::: Provided data

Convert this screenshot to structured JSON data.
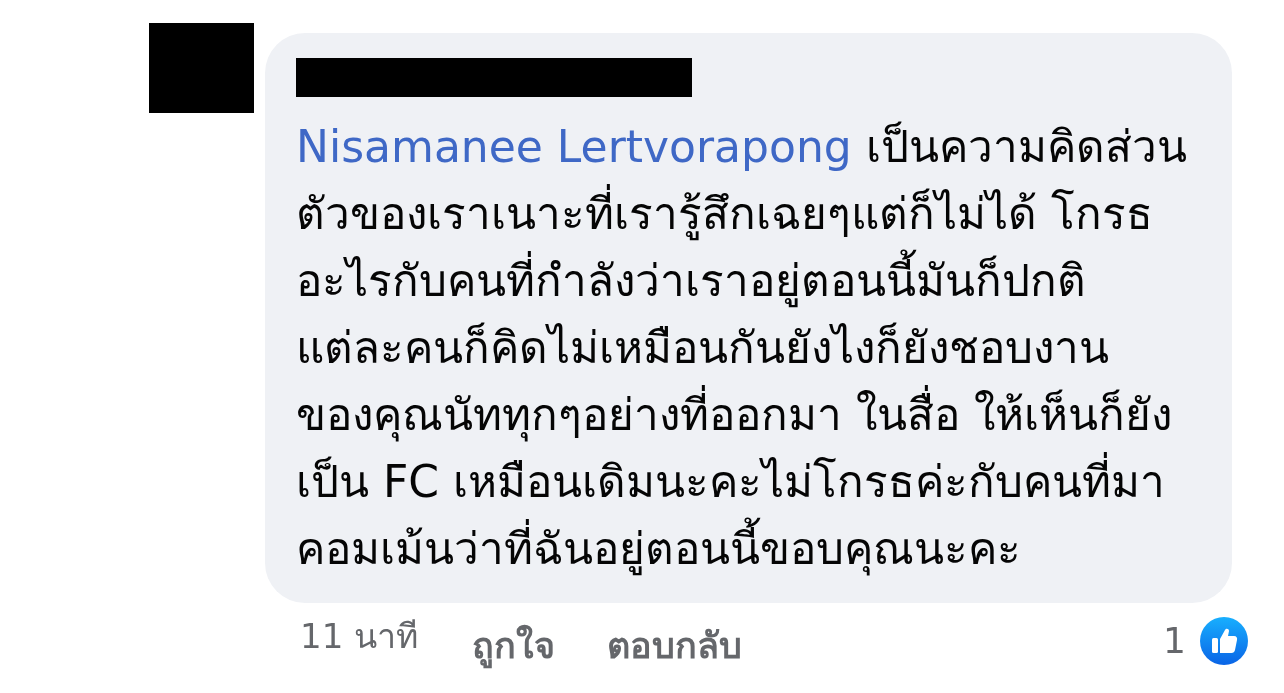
{
  "comment": {
    "mention": "Nisamanee Lertvorapong",
    "text_lines": [
      "เป็นความคิดส่วน",
      "ตัวของเราเนาะที่เรารู้สึกเฉยๆแต่ก็ไม่ได้ โกรธ",
      "อะไรกับคนที่กำลังว่าเราอยู่ตอนนี้มันก็ปกติ",
      "แต่ละคนก็คิดไม่เหมือนกันยังไงก็ยังชอบงาน",
      "ของคุณนัททุกๆอย่างที่ออกมา ในสื่อ ให้เห็นก็ยัง",
      "เป็น FC เหมือนเดิมนะคะไม่โกรธค่ะกับคนที่มา",
      "คอมเม้นว่าที่ฉันอยู่ตอนนี้ขอบคุณนะคะ"
    ]
  },
  "footer": {
    "time": "11 นาที",
    "actions": [
      "ถูกใจ",
      "ตอบกลับ"
    ],
    "reaction_count": "1"
  }
}
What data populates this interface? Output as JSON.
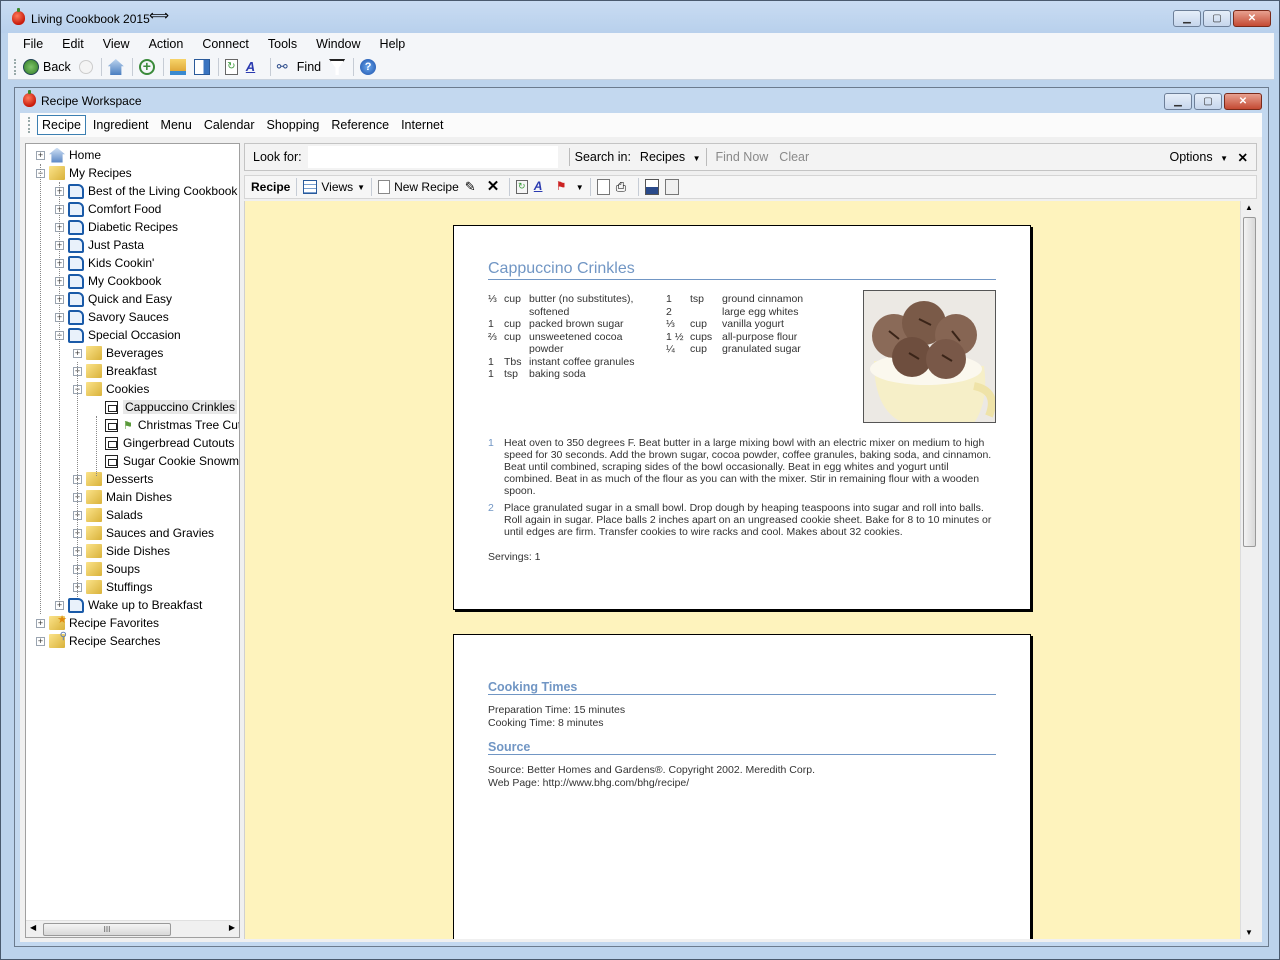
{
  "app": {
    "title": "Living Cookbook 2015",
    "window_controls": {
      "minimize": "–",
      "maximize": "▫",
      "close": "✕"
    }
  },
  "menu": [
    "File",
    "Edit",
    "View",
    "Action",
    "Connect",
    "Tools",
    "Window",
    "Help"
  ],
  "toolbar": {
    "back_label": "Back",
    "find_label": "Find",
    "icons": [
      "back-icon",
      "forward-icon",
      "home-icon",
      "add-icon",
      "open-folder-icon",
      "layout-icon",
      "refresh-icon",
      "font-icon",
      "binoculars-icon",
      "filter-icon",
      "help-icon"
    ]
  },
  "workspace": {
    "title": "Recipe Workspace",
    "nav_tabs": [
      {
        "label": "Recipe",
        "active": true
      },
      {
        "label": "Ingredient",
        "active": false
      },
      {
        "label": "Menu",
        "active": false
      },
      {
        "label": "Calendar",
        "active": false
      },
      {
        "label": "Shopping",
        "active": false
      },
      {
        "label": "Reference",
        "active": false
      },
      {
        "label": "Internet",
        "active": false
      }
    ]
  },
  "tree": {
    "items": [
      {
        "label": "Home",
        "level": 0,
        "icon": "home",
        "expander": "+"
      },
      {
        "label": "My Recipes",
        "level": 0,
        "icon": "folder",
        "expander": "-"
      },
      {
        "label": "Best of the Living Cookbook",
        "level": 1,
        "icon": "book",
        "expander": "+"
      },
      {
        "label": "Comfort Food",
        "level": 1,
        "icon": "book",
        "expander": "+"
      },
      {
        "label": "Diabetic Recipes",
        "level": 1,
        "icon": "book",
        "expander": "+"
      },
      {
        "label": "Just Pasta",
        "level": 1,
        "icon": "book",
        "expander": "+"
      },
      {
        "label": "Kids Cookin'",
        "level": 1,
        "icon": "book",
        "expander": "+"
      },
      {
        "label": "My Cookbook",
        "level": 1,
        "icon": "book",
        "expander": "+"
      },
      {
        "label": "Quick and Easy",
        "level": 1,
        "icon": "book",
        "expander": "+"
      },
      {
        "label": "Savory Sauces",
        "level": 1,
        "icon": "book",
        "expander": "+"
      },
      {
        "label": "Special Occasion",
        "level": 1,
        "icon": "book",
        "expander": "-"
      },
      {
        "label": "Beverages",
        "level": 2,
        "icon": "folder",
        "expander": "+"
      },
      {
        "label": "Breakfast",
        "level": 2,
        "icon": "folder",
        "expander": "+"
      },
      {
        "label": "Cookies",
        "level": 2,
        "icon": "folder",
        "expander": "-"
      },
      {
        "label": "Cappuccino Crinkles",
        "level": 3,
        "icon": "recipe",
        "expander": "",
        "selected": true
      },
      {
        "label": "Christmas Tree Cutouts",
        "level": 3,
        "icon": "recipe",
        "expander": "",
        "flag": true
      },
      {
        "label": "Gingerbread Cutouts",
        "level": 3,
        "icon": "recipe",
        "expander": ""
      },
      {
        "label": "Sugar Cookie Snowmen",
        "level": 3,
        "icon": "recipe",
        "expander": ""
      },
      {
        "label": "Desserts",
        "level": 2,
        "icon": "folder",
        "expander": "+"
      },
      {
        "label": "Main Dishes",
        "level": 2,
        "icon": "folder",
        "expander": "+"
      },
      {
        "label": "Salads",
        "level": 2,
        "icon": "folder",
        "expander": "+"
      },
      {
        "label": "Sauces and Gravies",
        "level": 2,
        "icon": "folder",
        "expander": "+"
      },
      {
        "label": "Side Dishes",
        "level": 2,
        "icon": "folder",
        "expander": "+"
      },
      {
        "label": "Soups",
        "level": 2,
        "icon": "folder",
        "expander": "+"
      },
      {
        "label": "Stuffings",
        "level": 2,
        "icon": "folder",
        "expander": "+"
      },
      {
        "label": "Wake up to Breakfast",
        "level": 1,
        "icon": "book",
        "expander": "+"
      },
      {
        "label": "Recipe Favorites",
        "level": 0,
        "icon": "favorites",
        "expander": "+"
      },
      {
        "label": "Recipe Searches",
        "level": 0,
        "icon": "searches",
        "expander": "+"
      }
    ]
  },
  "search": {
    "look_for_label": "Look for:",
    "look_for_value": "",
    "search_in_label": "Search in:",
    "search_in_value": "Recipes",
    "find_now": "Find Now",
    "clear": "Clear",
    "options": "Options"
  },
  "recipe_toolbar": {
    "title": "Recipe",
    "views": "Views",
    "new_recipe": "New Recipe"
  },
  "recipe": {
    "name": "Cappuccino Crinkles",
    "ingredients_col1": [
      {
        "qty": "⅓",
        "unit": "cup",
        "name": "butter (no substitutes), softened"
      },
      {
        "qty": "1",
        "unit": "cup",
        "name": "packed brown sugar"
      },
      {
        "qty": "⅔",
        "unit": "cup",
        "name": "unsweetened cocoa powder"
      },
      {
        "qty": "1",
        "unit": "Tbs",
        "name": "instant coffee granules"
      },
      {
        "qty": "1",
        "unit": "tsp",
        "name": "baking soda"
      }
    ],
    "ingredients_col2": [
      {
        "qty": "1",
        "unit": "tsp",
        "name": "ground cinnamon"
      },
      {
        "qty": "2",
        "unit": "",
        "name": "large egg whites"
      },
      {
        "qty": "⅓",
        "unit": "cup",
        "name": "vanilla yogurt"
      },
      {
        "qty": "1 ½",
        "unit": "cups",
        "name": "all-purpose flour"
      },
      {
        "qty": "¼",
        "unit": "cup",
        "name": "granulated sugar"
      }
    ],
    "steps": [
      {
        "num": "1",
        "text": "Heat oven to 350 degrees F. Beat butter in a large mixing bowl with an electric mixer on medium to high speed for 30 seconds. Add the brown sugar, cocoa powder, coffee granules, baking soda, and cinnamon. Beat until combined, scraping sides of the bowl occasionally. Beat in egg whites and yogurt until combined. Beat in as much of the flour as you can with the mixer. Stir in remaining flour with a wooden spoon."
      },
      {
        "num": "2",
        "text": "Place granulated sugar in a small bowl. Drop dough by heaping teaspoons into sugar and roll into balls. Roll again in sugar. Place balls 2 inches apart on an ungreased cookie sheet. Bake for 8 to 10 minutes or until edges are firm. Transfer cookies to wire racks and cool. Makes about 32 cookies."
      }
    ],
    "servings": "Servings: 1",
    "cooking_times_heading": "Cooking Times",
    "prep_time": "Preparation Time: 15 minutes",
    "cook_time": "Cooking Time: 8 minutes",
    "source_heading": "Source",
    "source": "Source: Better Homes and Gardens®. Copyright 2002. Meredith Corp.",
    "web_page": "Web Page: http://www.bhg.com/bhg/recipe/"
  },
  "colors": {
    "accent": "#7196c4",
    "viewer_bg": "#fef3bd",
    "chrome": "#bcd3ec"
  }
}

::::::

● What is asked:
Check each line above for the word "baking", and copy the lines where it appears.

● Output below:
        "name": "baking soda"
        "text": "Heat oven to 350 degrees F. Beat butter in a large mixing bowl with an electric mixer on medium to high speed for 30 seconds. Add the brown sugar, cocoa powder, coffee granules, baking soda, and cinnamon. Beat until combined, scraping sides of the bowl occasionally. Beat in egg whites and yogurt until combined. Beat in as much of the flour as you can with the mixer. Stir in remaining flour with a wooden spoon."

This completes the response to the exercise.